■ Exercise brief
Without the pictures, return each record as it appears.

[Dataset records on visual material]
-----
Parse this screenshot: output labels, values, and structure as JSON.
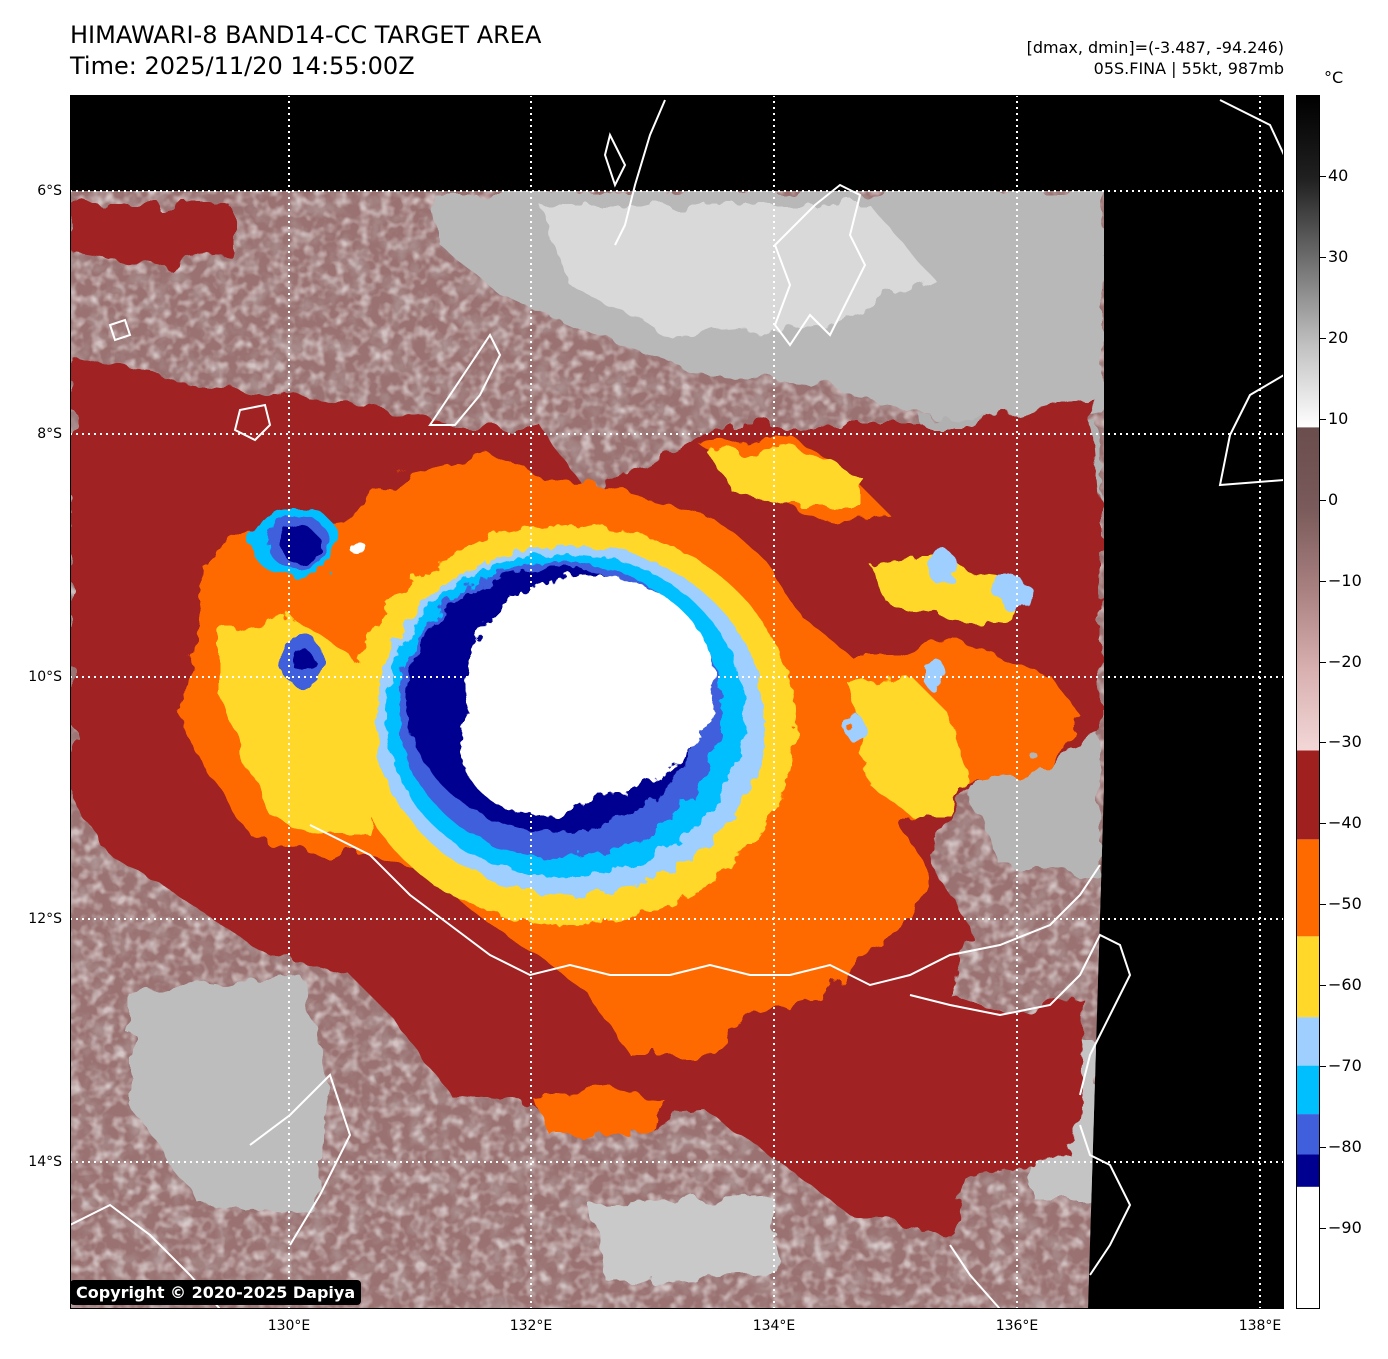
{
  "header": {
    "title_line1": "HIMAWARI-8 BAND14-CC TARGET AREA",
    "title_line2": "Time: 2025/11/20 14:55:00Z",
    "range_text": "[dmax, dmin]=(-3.487, -94.246)",
    "storm_text": "05S.FINA | 55kt, 987mb"
  },
  "colorbar": {
    "unit": "°C",
    "range": [
      -100,
      50
    ],
    "tick_labels": [
      "40",
      "30",
      "20",
      "10",
      "0",
      "−10",
      "−20",
      "−30",
      "−40",
      "−50",
      "−60",
      "−70",
      "−80",
      "−90"
    ],
    "tick_values": [
      40,
      30,
      20,
      10,
      0,
      -10,
      -20,
      -30,
      -40,
      -50,
      -60,
      -70,
      -80,
      -90
    ],
    "stops": [
      {
        "from": -100,
        "to": -85,
        "color": "#ffffff"
      },
      {
        "from": -85,
        "to": -81,
        "color": "#000090"
      },
      {
        "from": -81,
        "to": -76,
        "color": "#3f5fdc"
      },
      {
        "from": -76,
        "to": -70,
        "color": "#00bfff"
      },
      {
        "from": -70,
        "to": -64,
        "color": "#9fcfff"
      },
      {
        "from": -64,
        "to": -54,
        "color": "#ffd82a"
      },
      {
        "from": -54,
        "to": -42,
        "color": "#ff6a00"
      },
      {
        "from": -42,
        "to": -31,
        "color": "#a02020"
      },
      {
        "from": -31,
        "to": 9,
        "gradient": [
          "#f3d7d7",
          "#d8b0b0",
          "#a88080",
          "#7a5a5a",
          "#6a4d4d"
        ]
      },
      {
        "from": 9,
        "to": 50,
        "gradient": [
          "#ffffff",
          "#c0c0c0",
          "#707070",
          "#202020",
          "#000000"
        ]
      }
    ]
  },
  "map": {
    "lat_labels": [
      "6°S",
      "8°S",
      "10°S",
      "12°S",
      "14°S"
    ],
    "lon_labels": [
      "130°E",
      "132°E",
      "134°E",
      "136°E",
      "138°E"
    ],
    "lat_range": [
      "5.2°S",
      "15.2°S"
    ],
    "lon_range": [
      "128.2°E",
      "138.2°E"
    ],
    "storm": "05S.FINA",
    "center_approx": {
      "lat": "10.3°S",
      "lon": "132.5°E"
    }
  },
  "copyright": "Copyright © 2020-2025 Dapiya"
}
-----
■ Solution for this task
Parse this screenshot: output labels, values, and structure as JSON.
{
  "header": {
    "title_line1": "HIMAWARI-8 BAND14-CC TARGET AREA",
    "title_line2": "Time: 2025/11/20 14:55:00Z",
    "range_text": "[dmax, dmin]=(-3.487, -94.246)",
    "storm_text": "05S.FINA | 55kt, 987mb"
  },
  "colorbar": {
    "unit": "°C",
    "range": [
      -100,
      50
    ],
    "tick_labels": [
      "40",
      "30",
      "20",
      "10",
      "0",
      "−10",
      "−20",
      "−30",
      "−40",
      "−50",
      "−60",
      "−70",
      "−80",
      "−90"
    ],
    "tick_values": [
      40,
      30,
      20,
      10,
      0,
      -10,
      -20,
      -30,
      -40,
      -50,
      -60,
      -70,
      -80,
      -90
    ],
    "stops": [
      {
        "from": -100,
        "to": -85,
        "color": "#ffffff"
      },
      {
        "from": -85,
        "to": -81,
        "color": "#000090"
      },
      {
        "from": -81,
        "to": -76,
        "color": "#3f5fdc"
      },
      {
        "from": -76,
        "to": -70,
        "color": "#00bfff"
      },
      {
        "from": -70,
        "to": -64,
        "color": "#9fcfff"
      },
      {
        "from": -64,
        "to": -54,
        "color": "#ffd82a"
      },
      {
        "from": -54,
        "to": -42,
        "color": "#ff6a00"
      },
      {
        "from": -42,
        "to": -31,
        "color": "#a02020"
      },
      {
        "from": -31,
        "to": 9,
        "gradient": [
          "#f3d7d7",
          "#d8b0b0",
          "#a88080",
          "#7a5a5a",
          "#6a4d4d"
        ]
      },
      {
        "from": 9,
        "to": 50,
        "gradient": [
          "#ffffff",
          "#c0c0c0",
          "#707070",
          "#202020",
          "#000000"
        ]
      }
    ]
  },
  "map": {
    "lat_labels": [
      "6°S",
      "8°S",
      "10°S",
      "12°S",
      "14°S"
    ],
    "lon_labels": [
      "130°E",
      "132°E",
      "134°E",
      "136°E",
      "138°E"
    ],
    "lat_range": [
      "5.2°S",
      "15.2°S"
    ],
    "lon_range": [
      "128.2°E",
      "138.2°E"
    ],
    "storm": "05S.FINA",
    "center_approx": {
      "lat": "10.3°S",
      "lon": "132.5°E"
    }
  },
  "copyright": "Copyright © 2020-2025 Dapiya"
}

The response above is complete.